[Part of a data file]
========================
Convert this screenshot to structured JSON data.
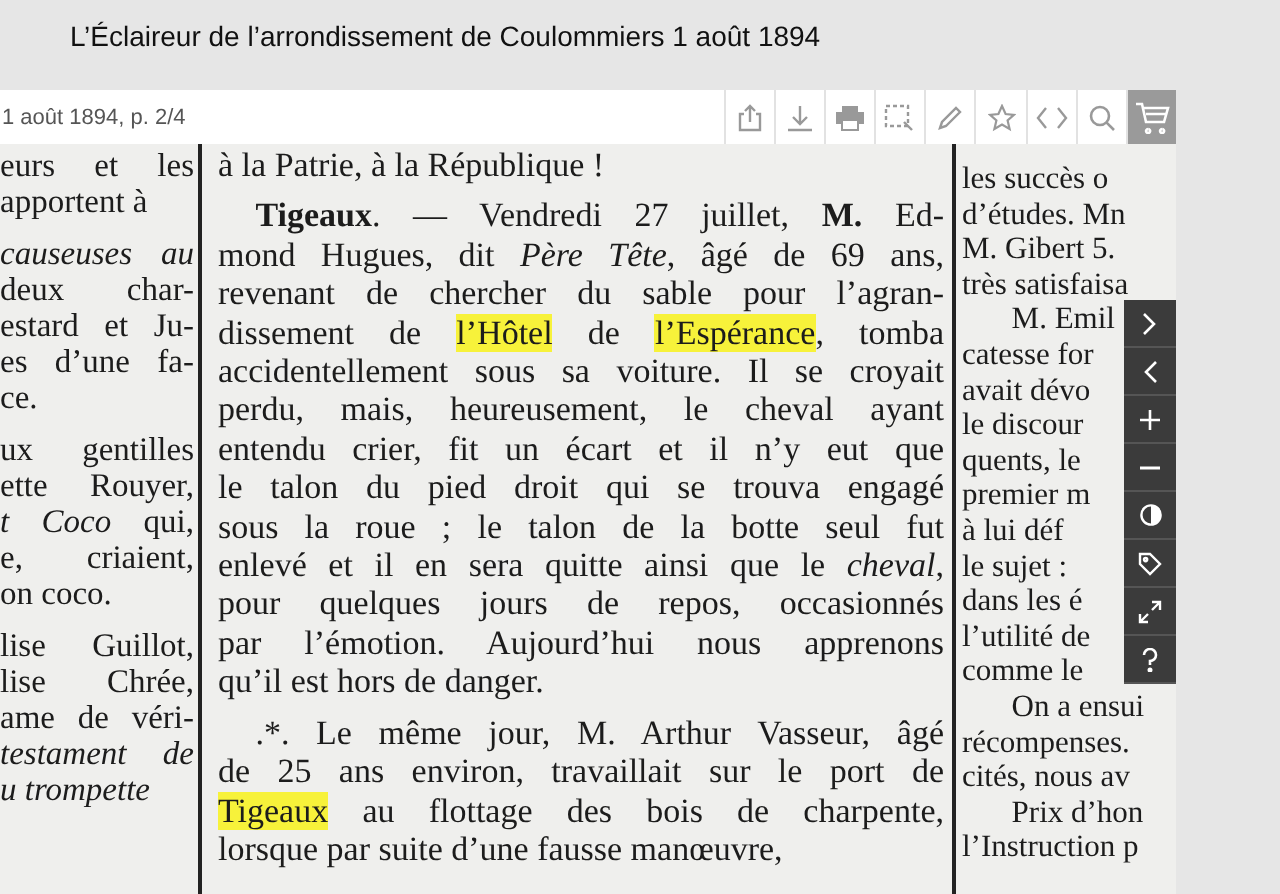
{
  "header": {
    "title": "L’Éclaireur de l’arrondissement de Coulommiers 1 août 1894"
  },
  "toolbar": {
    "page_label": "1 août 1894, p. 2/4"
  },
  "document": {
    "columns": [
      {
        "kind": "cut_left",
        "paragraphs": [
          {
            "lines": [
              "eurs et les",
              "apportent à"
            ]
          },
          {
            "lines": [
              "*causeuses au*",
              "deux char-",
              "estard et Ju-",
              "es d’une fa-",
              "ce."
            ]
          },
          {
            "lines": [
              "ux gentilles",
              "ette Rouyer,",
              "*t Coco* qui,",
              "e, criaient,",
              "on coco."
            ]
          },
          {
            "lines": [
              "lise Guillot,",
              "lise Chrée,",
              "ame de véri-",
              "*testament de*",
              "*u trompette*"
            ]
          }
        ]
      },
      {
        "kind": "full",
        "paragraphs": [
          {
            "continued": true,
            "lines": [
              "à la Patrie, à la République !"
            ]
          },
          {
            "continued": false,
            "lines": [
              "**Tigeaux**. — Vendredi 27 juillet, **M.** Ed-",
              "mond Hugues, dit *Père Tête*, âgé de 69 ans,",
              "revenant de chercher du sable pour l’agran-",
              {
                "segments": [
                  {
                    "text": "dissement de ",
                    "highlighted": false
                  },
                  {
                    "text": "l’Hôtel",
                    "highlighted": true
                  },
                  {
                    "text": " de ",
                    "highlighted": false
                  },
                  {
                    "text": "l’Espérance",
                    "highlighted": true
                  },
                  {
                    "text": ", tomba",
                    "highlighted": false
                  }
                ]
              },
              "accidentellement sous sa voiture. Il se croyait",
              "perdu, mais, heureusement, le cheval ayant",
              "entendu crier, fit un écart et il n’y eut que",
              "le talon du pied droit qui se trouva engagé",
              "sous la roue ; le talon de la botte seul fut",
              "enlevé et il en sera quitte ainsi que le *cheval*,",
              "pour quelques jours de repos, occasionnés",
              "par l’émotion. Aujourd’hui nous apprenons",
              "qu’il est hors de danger."
            ]
          },
          {
            "continued": false,
            "lines": [
              ".*. Le même jour, M. Arthur Vasseur, âgé",
              "de 25 ans environ, travaillait sur le port de",
              {
                "segments": [
                  {
                    "text": "Tigeaux",
                    "highlighted": true
                  },
                  {
                    "text": " au flottage des bois de charpente,",
                    "highlighted": false
                  }
                ]
              },
              "lorsque par suite d’une fausse manœuvre,"
            ]
          }
        ]
      },
      {
        "kind": "cut_right",
        "paragraphs": [
          {
            "continued": true,
            "lines": [
              "les succès o",
              "d’études. Mn",
              "M. Gibert 5.",
              "très satisfaisa"
            ]
          },
          {
            "continued": false,
            "lines": [
              "M. Emil",
              "catesse for",
              "avait dévo",
              "le discour",
              "quents, le",
              "premier m",
              "à lui déf",
              "le sujet :",
              "dans les é",
              "l’utilité de",
              "comme le"
            ]
          },
          {
            "continued": false,
            "lines": [
              "On a ensui",
              "récompenses.",
              "cités, nous av"
            ]
          },
          {
            "continued": false,
            "lines": [
              "Prix d’hon",
              "l’Instruction p"
            ]
          }
        ]
      }
    ]
  }
}
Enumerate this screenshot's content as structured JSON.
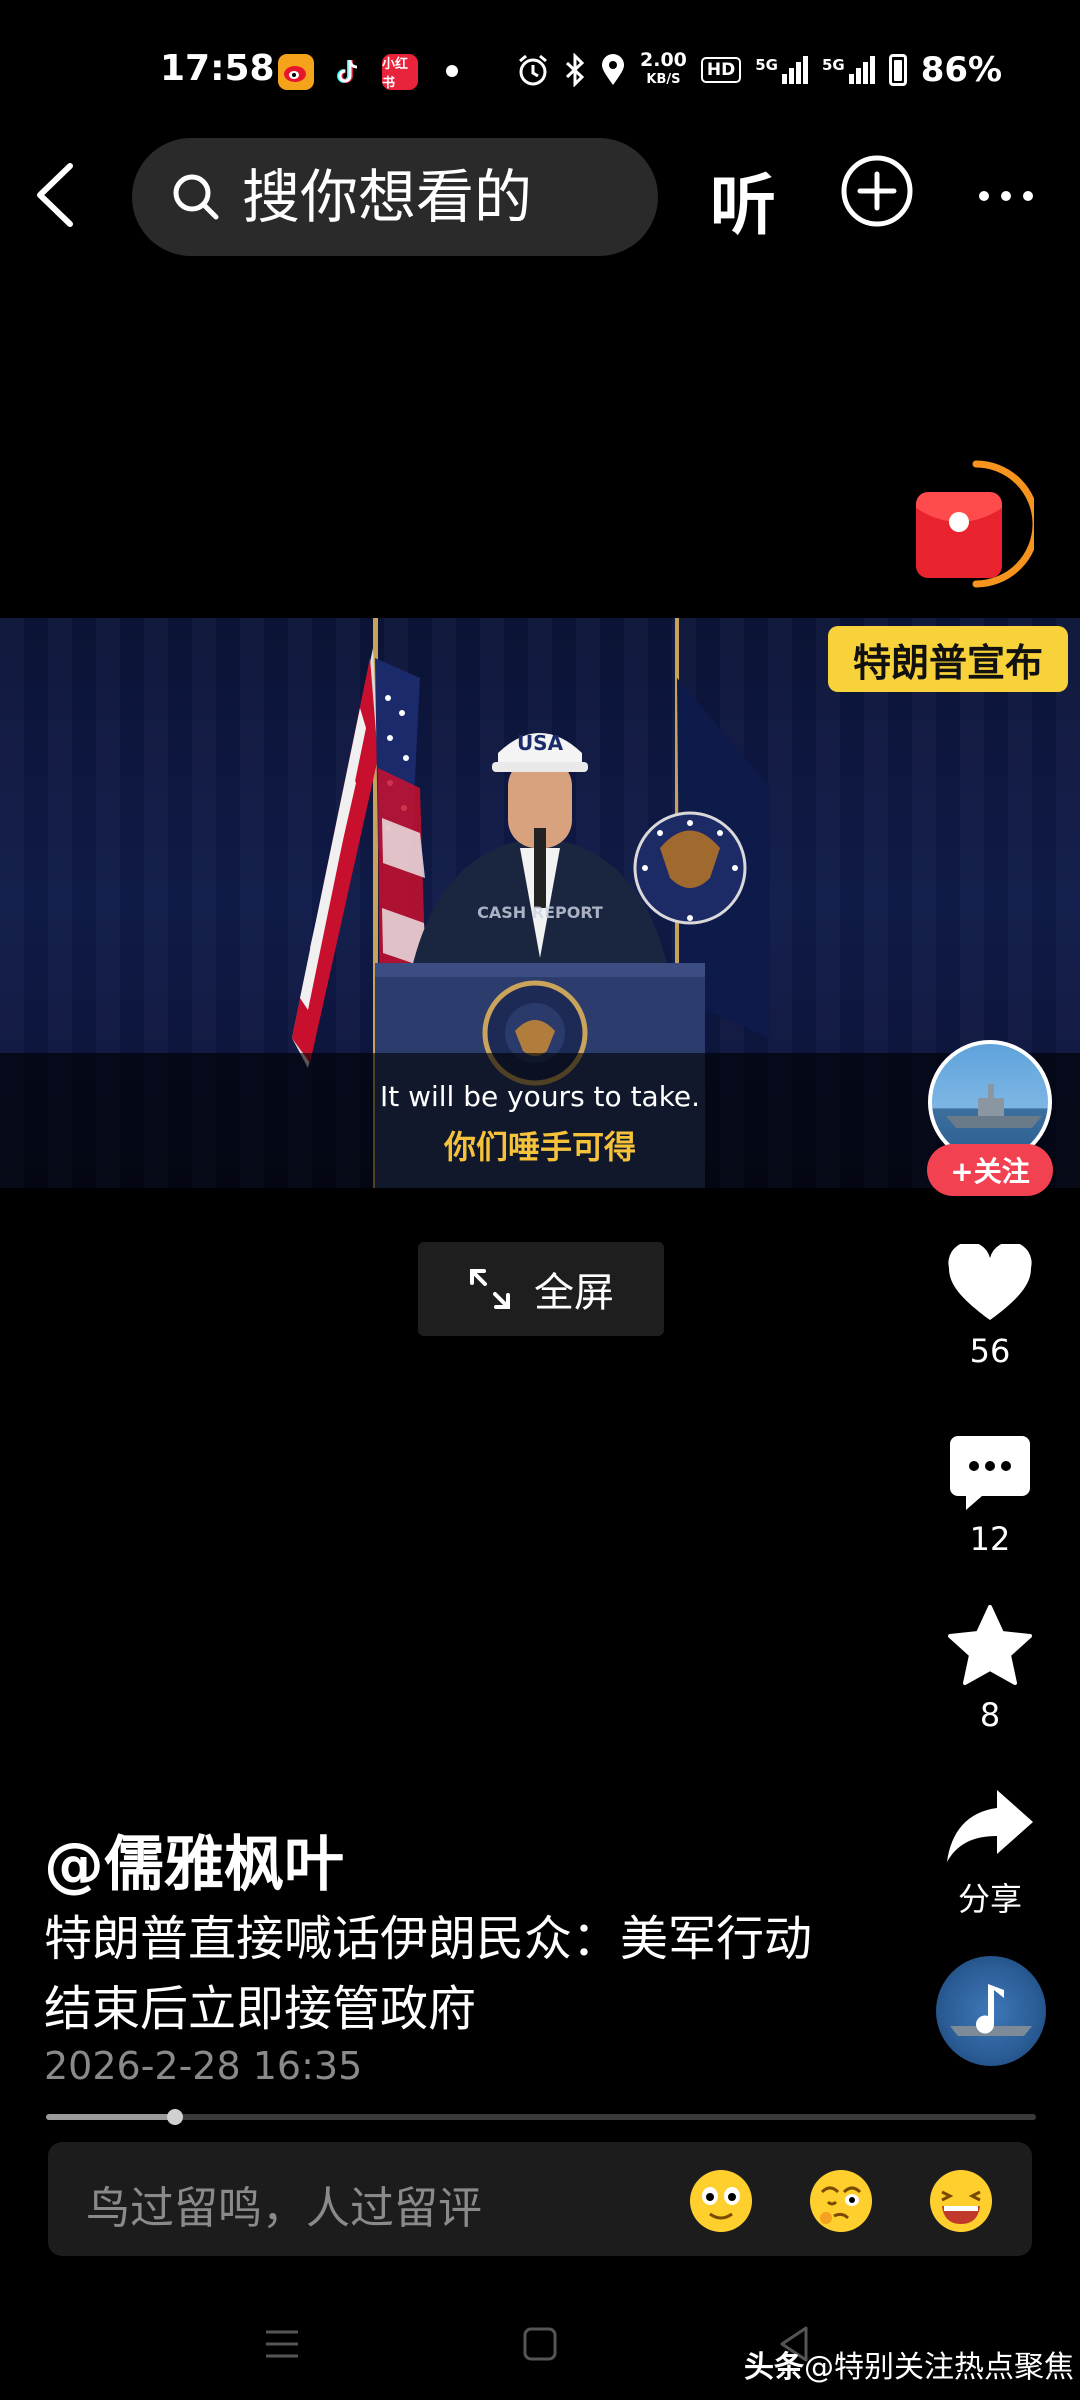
{
  "status_bar": {
    "time": "17:58",
    "app_icons": [
      {
        "name": "weibo-icon",
        "color": "#f6a31c"
      },
      {
        "name": "tiktok-icon",
        "color": "#000000"
      },
      {
        "name": "xiaohongshu-icon",
        "color": "#e8233b",
        "label": "小红书"
      }
    ],
    "net_speed_value": "2.00",
    "net_speed_unit": "KB/S",
    "hd_label": "HD",
    "signal_label": "5G",
    "battery": "86%"
  },
  "top_bar": {
    "search_placeholder": "搜你想看的",
    "listen_label": "听"
  },
  "video": {
    "subtitle_en": "It will be yours to take.",
    "subtitle_zh": "你们唾手可得",
    "cap_text": "USA",
    "watermark_text": "CASH REPORT"
  },
  "fullscreen_label": "全屏",
  "side_rail": {
    "announcement": "特朗普宣布",
    "follow_label": "+关注",
    "likes": "56",
    "comments": "12",
    "favorites": "8",
    "share_label": "分享"
  },
  "caption": {
    "author": "@儒雅枫叶",
    "description": "特朗普直接喊话伊朗民众：美军行动结束后立即接管政府",
    "date": "2026-2-28 16:35"
  },
  "progress": {
    "played_fraction": 0.13
  },
  "comment_input": {
    "placeholder": "鸟过留鸣，人过留评"
  },
  "watermark": {
    "brand": "头条",
    "handle": "@特别关注热点聚焦"
  },
  "colors": {
    "accent_red": "#f24150",
    "accent_yellow": "#f8d23a",
    "subtitle_yellow": "#f5c23a"
  }
}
========================
• _Exercise prompt_:
Do not include the pictures. Quote only the lines from the line with "Enumerate this screenshot's" through the end of the material, both ends included, exactly.

• _Solved problem_:
Enumerate this screenshot's content as structured JSON.
{
  "status_bar": {
    "time": "17:58",
    "app_icons": [
      {
        "name": "weibo-icon",
        "color": "#f6a31c"
      },
      {
        "name": "tiktok-icon",
        "color": "#000000"
      },
      {
        "name": "xiaohongshu-icon",
        "color": "#e8233b",
        "label": "小红书"
      }
    ],
    "net_speed_value": "2.00",
    "net_speed_unit": "KB/S",
    "hd_label": "HD",
    "signal_label": "5G",
    "battery": "86%"
  },
  "top_bar": {
    "search_placeholder": "搜你想看的",
    "listen_label": "听"
  },
  "video": {
    "subtitle_en": "It will be yours to take.",
    "subtitle_zh": "你们唾手可得",
    "cap_text": "USA",
    "watermark_text": "CASH REPORT"
  },
  "fullscreen_label": "全屏",
  "side_rail": {
    "announcement": "特朗普宣布",
    "follow_label": "+关注",
    "likes": "56",
    "comments": "12",
    "favorites": "8",
    "share_label": "分享"
  },
  "caption": {
    "author": "@儒雅枫叶",
    "description": "特朗普直接喊话伊朗民众：美军行动结束后立即接管政府",
    "date": "2026-2-28 16:35"
  },
  "progress": {
    "played_fraction": 0.13
  },
  "comment_input": {
    "placeholder": "鸟过留鸣，人过留评"
  },
  "watermark": {
    "brand": "头条",
    "handle": "@特别关注热点聚焦"
  },
  "colors": {
    "accent_red": "#f24150",
    "accent_yellow": "#f8d23a",
    "subtitle_yellow": "#f5c23a"
  }
}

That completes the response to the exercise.